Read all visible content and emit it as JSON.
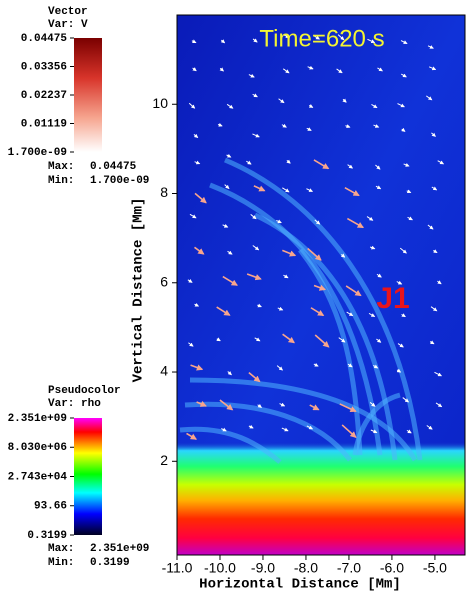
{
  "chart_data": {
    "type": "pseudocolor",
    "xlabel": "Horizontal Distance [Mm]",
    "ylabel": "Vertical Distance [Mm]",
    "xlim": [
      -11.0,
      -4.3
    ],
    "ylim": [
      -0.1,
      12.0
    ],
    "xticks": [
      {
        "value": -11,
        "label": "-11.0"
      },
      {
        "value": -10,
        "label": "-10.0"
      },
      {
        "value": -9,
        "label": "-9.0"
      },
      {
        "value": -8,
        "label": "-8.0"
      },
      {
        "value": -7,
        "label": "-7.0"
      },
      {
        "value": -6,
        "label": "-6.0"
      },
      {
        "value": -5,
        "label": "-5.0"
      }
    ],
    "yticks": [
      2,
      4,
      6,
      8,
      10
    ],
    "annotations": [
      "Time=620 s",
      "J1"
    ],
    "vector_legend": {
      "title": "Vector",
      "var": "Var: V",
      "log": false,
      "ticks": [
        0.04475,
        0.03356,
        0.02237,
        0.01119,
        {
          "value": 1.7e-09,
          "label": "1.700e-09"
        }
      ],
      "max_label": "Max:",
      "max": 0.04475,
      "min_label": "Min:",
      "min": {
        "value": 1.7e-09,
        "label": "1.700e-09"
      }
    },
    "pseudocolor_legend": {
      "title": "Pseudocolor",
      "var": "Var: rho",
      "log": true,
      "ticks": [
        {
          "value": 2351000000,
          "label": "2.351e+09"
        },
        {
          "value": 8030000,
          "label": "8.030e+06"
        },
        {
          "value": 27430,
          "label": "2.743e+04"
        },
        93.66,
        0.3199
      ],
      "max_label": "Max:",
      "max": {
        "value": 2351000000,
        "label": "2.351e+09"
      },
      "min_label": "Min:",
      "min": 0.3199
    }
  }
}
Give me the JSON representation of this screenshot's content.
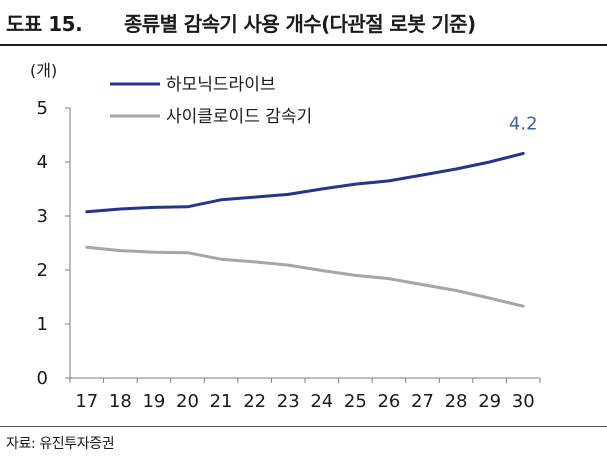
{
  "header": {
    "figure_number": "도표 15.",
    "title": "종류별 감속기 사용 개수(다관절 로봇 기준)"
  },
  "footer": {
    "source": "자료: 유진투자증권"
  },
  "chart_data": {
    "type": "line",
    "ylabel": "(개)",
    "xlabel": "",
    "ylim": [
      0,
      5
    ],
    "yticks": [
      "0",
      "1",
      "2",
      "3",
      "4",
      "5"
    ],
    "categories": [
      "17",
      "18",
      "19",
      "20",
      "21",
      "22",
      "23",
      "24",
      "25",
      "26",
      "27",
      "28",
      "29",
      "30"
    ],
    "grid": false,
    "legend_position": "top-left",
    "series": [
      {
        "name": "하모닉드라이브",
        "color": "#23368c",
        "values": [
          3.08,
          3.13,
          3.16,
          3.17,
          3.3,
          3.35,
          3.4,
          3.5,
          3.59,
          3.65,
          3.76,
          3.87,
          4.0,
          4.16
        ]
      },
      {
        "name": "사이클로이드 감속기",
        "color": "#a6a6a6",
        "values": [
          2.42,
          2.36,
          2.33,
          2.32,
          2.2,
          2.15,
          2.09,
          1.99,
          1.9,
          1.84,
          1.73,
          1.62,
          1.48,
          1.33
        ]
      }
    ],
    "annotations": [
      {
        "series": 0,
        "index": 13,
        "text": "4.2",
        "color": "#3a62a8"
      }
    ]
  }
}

• Task objective: Which lines hold the word "title"? Copy all of them.

• Exercise result:
      "title": "Vector",
      "title": "Pseudocolor",
    "title": "종류별 감속기 사용 개수(다관절 로봇 기준)"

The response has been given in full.